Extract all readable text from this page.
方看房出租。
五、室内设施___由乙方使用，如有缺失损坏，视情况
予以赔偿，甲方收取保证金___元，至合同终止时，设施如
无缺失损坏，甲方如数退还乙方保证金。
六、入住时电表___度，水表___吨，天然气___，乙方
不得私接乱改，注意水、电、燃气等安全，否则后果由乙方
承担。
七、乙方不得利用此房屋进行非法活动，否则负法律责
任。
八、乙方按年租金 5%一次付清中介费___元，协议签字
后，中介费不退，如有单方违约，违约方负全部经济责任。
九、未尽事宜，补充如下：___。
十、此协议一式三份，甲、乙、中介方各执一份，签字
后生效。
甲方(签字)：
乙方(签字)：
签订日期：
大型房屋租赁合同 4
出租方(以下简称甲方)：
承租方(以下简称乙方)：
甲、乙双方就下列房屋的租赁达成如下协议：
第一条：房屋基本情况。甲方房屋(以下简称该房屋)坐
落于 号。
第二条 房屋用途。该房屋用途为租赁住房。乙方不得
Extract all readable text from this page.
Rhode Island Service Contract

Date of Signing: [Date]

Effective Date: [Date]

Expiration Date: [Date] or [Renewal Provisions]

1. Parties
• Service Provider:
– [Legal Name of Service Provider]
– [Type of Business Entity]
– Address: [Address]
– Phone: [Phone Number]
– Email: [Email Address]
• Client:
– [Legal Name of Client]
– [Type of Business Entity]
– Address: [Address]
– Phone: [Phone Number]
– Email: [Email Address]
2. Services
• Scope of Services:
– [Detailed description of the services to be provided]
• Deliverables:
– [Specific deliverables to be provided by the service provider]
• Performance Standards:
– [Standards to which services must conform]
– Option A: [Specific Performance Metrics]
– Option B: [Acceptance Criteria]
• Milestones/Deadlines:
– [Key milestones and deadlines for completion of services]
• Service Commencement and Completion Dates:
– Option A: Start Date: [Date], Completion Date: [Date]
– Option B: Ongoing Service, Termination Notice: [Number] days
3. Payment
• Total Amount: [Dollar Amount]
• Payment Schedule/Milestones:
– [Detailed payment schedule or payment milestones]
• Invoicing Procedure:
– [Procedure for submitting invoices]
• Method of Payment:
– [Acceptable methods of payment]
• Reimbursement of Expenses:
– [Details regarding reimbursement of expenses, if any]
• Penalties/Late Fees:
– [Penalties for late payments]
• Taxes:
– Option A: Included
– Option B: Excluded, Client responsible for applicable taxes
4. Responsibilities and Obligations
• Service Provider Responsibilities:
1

────────────────

## STATED EXERCISE
Reproduce the complete set of lines precisely as supplied.

## EXERCISE SOLUTION
Extract all readable text from this page.
方看房出租。
五、室内设施___由乙方使用，如有缺失损坏，视情况
予以赔偿，甲方收取保证金___元，至合同终止时，设施如
无缺失损坏，甲方如数退还乙方保证金。
六、入住时电表___度，水表___吨，天然气___，乙方
不得私接乱改，注意水、电、燃气等安全，否则后果由乙方
承担。
七、乙方不得利用此房屋进行非法活动，否则负法律责
任。
八、乙方按年租金 5%一次付清中介费___元，协议签字
后，中介费不退，如有单方违约，违约方负全部经济责任。
九、未尽事宜，补充如下：___。
十、此协议一式三份，甲、乙、中介方各执一份，签字
后生效。
甲方(签字)：
乙方(签字)：
签订日期：
大型房屋租赁合同 4
出租方(以下简称甲方)：
承租方(以下简称乙方)：
甲、乙双方就下列房屋的租赁达成如下协议：
第一条：房屋基本情况。甲方房屋(以下简称该房屋)坐
落于 号。
第二条 房屋用途。该房屋用途为租赁住房。乙方不得
Extract all readable text from this page.
Rhode Island Service Contract

Date of Signing: [Date]

Effective Date: [Date]

Expiration Date: [Date] or [Renewal Provisions]

1. Parties
• Service Provider:
– [Legal Name of Service Provider]
– [Type of Business Entity]
– Address: [Address]
– Phone: [Phone Number]
– Email: [Email Address]
• Client:
– [Legal Name of Client]
– [Type of Business Entity]
– Address: [Address]
– Phone: [Phone Number]
– Email: [Email Address]
2. Services
• Scope of Services:
– [Detailed description of the services to be provided]
• Deliverables:
– [Specific deliverables to be provided by the service provider]
• Performance Standards:
– [Standards to which services must conform]
– Option A: [Specific Performance Metrics]
– Option B: [Acceptance Criteria]
• Milestones/Deadlines:
– [Key milestones and deadlines for completion of services]
• Service Commencement and Completion Dates:
– Option A: Start Date: [Date], Completion Date: [Date]
– Option B: Ongoing Service, Termination Notice: [Number] days
3. Payment
• Total Amount: [Dollar Amount]
• Payment Schedule/Milestones:
– [Detailed payment schedule or payment milestones]
• Invoicing Procedure:
– [Procedure for submitting invoices]
• Method of Payment:
– [Acceptable methods of payment]
• Reimbursement of Expenses:
– [Details regarding reimbursement of expenses, if any]
• Penalties/Late Fees:
– [Penalties for late payments]
• Taxes:
– Option A: Included
– Option B: Excluded, Client responsible for applicable taxes
4. Responsibilities and Obligations
• Service Provider Responsibilities:
1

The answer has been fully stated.